►

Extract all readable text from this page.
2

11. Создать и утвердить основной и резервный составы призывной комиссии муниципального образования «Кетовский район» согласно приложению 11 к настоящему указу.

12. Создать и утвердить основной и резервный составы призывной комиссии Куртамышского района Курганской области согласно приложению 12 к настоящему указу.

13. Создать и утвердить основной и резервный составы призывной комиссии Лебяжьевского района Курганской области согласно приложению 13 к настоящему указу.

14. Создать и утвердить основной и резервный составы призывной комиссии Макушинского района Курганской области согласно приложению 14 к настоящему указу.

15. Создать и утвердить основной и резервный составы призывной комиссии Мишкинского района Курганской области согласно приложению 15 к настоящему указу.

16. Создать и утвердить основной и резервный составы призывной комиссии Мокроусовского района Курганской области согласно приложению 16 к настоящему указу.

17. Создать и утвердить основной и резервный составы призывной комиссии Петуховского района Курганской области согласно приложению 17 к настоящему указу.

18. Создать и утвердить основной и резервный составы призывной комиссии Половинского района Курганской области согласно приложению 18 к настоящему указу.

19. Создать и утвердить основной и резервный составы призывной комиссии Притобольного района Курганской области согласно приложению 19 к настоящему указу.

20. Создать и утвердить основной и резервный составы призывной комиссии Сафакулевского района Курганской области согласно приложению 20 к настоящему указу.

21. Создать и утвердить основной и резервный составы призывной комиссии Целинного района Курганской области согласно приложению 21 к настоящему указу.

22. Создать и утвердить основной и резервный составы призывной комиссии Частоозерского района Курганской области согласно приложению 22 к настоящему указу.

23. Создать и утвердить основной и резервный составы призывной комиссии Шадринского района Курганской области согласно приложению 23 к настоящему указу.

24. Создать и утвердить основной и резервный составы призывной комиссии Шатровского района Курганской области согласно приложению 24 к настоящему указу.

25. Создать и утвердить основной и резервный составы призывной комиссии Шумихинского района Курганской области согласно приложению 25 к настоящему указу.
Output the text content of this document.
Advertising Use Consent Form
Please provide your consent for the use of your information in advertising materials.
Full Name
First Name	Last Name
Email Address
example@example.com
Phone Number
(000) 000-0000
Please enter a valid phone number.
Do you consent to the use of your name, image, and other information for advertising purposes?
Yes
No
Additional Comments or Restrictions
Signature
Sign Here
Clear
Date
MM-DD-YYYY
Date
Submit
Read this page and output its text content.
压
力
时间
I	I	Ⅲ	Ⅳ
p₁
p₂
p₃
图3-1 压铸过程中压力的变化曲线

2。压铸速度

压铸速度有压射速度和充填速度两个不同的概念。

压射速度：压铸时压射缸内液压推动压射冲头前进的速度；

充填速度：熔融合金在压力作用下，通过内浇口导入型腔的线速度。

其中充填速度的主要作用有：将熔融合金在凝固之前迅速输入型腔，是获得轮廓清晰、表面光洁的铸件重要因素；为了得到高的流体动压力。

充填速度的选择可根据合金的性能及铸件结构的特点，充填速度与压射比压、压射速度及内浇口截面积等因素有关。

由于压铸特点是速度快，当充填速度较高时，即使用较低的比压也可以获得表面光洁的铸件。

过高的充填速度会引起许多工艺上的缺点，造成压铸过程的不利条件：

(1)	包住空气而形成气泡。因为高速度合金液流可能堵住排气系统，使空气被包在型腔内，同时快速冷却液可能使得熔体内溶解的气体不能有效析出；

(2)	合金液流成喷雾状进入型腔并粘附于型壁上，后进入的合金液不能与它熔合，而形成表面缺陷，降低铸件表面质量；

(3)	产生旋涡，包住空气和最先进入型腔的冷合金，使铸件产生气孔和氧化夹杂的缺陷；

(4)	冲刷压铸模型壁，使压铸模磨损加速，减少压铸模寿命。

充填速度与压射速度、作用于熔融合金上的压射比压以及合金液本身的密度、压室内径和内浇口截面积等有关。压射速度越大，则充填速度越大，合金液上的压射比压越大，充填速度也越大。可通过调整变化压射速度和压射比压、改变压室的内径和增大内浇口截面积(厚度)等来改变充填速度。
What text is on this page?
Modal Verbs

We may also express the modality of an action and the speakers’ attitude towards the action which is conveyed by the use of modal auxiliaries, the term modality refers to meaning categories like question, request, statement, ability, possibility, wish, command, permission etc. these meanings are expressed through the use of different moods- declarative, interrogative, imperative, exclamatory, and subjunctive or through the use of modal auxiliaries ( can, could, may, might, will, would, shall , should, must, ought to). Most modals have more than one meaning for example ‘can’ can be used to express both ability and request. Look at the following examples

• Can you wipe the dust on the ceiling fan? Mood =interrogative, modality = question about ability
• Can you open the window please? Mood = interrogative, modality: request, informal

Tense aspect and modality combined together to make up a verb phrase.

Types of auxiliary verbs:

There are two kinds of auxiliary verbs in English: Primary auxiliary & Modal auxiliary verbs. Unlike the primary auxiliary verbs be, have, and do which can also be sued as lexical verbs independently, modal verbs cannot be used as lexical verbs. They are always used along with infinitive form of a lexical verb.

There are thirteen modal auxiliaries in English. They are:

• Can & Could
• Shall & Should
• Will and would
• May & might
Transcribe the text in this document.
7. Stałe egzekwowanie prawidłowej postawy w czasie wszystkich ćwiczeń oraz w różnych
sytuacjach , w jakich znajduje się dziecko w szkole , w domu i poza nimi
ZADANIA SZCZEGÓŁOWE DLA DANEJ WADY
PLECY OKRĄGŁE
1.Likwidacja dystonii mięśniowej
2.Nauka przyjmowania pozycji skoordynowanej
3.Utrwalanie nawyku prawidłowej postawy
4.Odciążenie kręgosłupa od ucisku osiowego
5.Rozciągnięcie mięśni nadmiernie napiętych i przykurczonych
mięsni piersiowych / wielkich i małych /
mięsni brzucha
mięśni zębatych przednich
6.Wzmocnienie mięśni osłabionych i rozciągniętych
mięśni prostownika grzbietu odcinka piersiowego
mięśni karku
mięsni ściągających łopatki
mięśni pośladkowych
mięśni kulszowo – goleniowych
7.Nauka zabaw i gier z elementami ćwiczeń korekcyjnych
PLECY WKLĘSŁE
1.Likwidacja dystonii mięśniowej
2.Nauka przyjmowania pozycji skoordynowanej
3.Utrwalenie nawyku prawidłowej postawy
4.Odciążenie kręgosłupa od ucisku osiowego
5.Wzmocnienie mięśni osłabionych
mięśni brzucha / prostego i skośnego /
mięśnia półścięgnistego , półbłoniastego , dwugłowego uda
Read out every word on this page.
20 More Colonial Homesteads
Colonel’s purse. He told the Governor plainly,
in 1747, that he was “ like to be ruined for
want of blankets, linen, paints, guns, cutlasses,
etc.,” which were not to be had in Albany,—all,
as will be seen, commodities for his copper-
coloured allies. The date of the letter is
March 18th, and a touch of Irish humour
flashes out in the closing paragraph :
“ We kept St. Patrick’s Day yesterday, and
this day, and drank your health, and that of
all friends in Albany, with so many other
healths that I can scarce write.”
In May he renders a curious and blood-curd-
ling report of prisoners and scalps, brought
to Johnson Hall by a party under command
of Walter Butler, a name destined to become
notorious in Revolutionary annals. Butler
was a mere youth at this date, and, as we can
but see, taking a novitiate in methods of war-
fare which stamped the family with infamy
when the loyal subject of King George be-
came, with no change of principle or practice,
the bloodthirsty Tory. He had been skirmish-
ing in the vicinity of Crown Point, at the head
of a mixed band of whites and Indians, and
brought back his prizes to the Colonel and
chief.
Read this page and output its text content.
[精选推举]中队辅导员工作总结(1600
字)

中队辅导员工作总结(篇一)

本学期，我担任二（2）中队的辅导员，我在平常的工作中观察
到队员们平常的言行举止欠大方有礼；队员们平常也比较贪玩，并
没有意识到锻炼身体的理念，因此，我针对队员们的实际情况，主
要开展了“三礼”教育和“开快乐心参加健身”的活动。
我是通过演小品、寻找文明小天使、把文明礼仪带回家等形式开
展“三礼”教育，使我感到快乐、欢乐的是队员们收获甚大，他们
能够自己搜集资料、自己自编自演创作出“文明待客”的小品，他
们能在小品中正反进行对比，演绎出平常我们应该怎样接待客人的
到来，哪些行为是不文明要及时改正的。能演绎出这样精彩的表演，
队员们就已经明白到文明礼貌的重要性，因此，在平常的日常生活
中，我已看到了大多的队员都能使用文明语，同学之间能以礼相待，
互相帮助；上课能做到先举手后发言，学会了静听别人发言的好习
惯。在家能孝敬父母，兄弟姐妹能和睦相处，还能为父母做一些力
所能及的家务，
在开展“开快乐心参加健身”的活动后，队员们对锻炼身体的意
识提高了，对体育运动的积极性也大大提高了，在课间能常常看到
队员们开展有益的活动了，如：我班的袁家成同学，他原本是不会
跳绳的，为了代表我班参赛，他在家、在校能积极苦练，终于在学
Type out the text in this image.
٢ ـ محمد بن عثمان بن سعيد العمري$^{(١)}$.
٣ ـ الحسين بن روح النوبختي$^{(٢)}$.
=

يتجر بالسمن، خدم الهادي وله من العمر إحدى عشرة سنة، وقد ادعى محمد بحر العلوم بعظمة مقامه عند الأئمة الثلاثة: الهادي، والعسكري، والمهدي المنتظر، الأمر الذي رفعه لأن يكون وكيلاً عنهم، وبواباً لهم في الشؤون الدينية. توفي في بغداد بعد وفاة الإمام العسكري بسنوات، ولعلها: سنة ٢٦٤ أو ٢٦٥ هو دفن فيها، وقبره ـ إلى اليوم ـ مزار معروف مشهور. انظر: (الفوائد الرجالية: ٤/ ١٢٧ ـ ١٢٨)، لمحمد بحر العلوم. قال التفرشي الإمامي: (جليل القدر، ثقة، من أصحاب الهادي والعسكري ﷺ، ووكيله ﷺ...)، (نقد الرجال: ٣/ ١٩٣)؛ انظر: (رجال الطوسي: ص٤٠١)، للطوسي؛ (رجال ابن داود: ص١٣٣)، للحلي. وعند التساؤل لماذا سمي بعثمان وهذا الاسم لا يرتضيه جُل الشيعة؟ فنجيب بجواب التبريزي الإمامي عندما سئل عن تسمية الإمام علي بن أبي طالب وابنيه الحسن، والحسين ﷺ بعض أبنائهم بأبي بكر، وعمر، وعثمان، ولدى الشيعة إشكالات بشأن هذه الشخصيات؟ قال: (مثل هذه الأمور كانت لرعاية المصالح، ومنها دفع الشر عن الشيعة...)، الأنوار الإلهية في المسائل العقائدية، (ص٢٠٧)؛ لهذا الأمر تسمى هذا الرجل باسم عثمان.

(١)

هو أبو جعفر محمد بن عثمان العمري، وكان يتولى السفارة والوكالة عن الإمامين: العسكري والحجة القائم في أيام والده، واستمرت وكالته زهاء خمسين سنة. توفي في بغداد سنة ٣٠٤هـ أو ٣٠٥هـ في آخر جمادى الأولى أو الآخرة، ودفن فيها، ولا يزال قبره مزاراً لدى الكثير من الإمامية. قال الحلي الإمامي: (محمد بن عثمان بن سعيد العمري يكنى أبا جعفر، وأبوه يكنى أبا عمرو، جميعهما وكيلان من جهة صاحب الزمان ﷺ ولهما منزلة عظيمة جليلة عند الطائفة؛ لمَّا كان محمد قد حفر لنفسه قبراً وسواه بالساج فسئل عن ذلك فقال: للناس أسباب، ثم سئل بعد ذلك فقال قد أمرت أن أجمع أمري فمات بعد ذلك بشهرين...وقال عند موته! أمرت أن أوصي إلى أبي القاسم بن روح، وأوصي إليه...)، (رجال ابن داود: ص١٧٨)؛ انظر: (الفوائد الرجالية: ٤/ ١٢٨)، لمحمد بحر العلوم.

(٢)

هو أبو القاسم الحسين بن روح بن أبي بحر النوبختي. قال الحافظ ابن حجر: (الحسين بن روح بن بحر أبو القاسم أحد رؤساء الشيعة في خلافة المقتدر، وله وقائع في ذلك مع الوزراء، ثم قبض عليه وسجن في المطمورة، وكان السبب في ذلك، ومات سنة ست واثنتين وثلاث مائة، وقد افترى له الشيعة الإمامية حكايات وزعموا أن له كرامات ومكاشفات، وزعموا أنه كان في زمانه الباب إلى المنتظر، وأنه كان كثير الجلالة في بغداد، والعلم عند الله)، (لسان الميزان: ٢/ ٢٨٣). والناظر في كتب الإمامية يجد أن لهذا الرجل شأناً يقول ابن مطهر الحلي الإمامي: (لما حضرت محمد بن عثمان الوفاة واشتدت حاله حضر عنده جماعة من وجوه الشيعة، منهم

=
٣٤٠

◄

YOUR GOAL → From the entries above, extract every line where the word "document" appears.

RESULT OF THE TASK →
Output the text content of this document.
Transcribe the text in this document.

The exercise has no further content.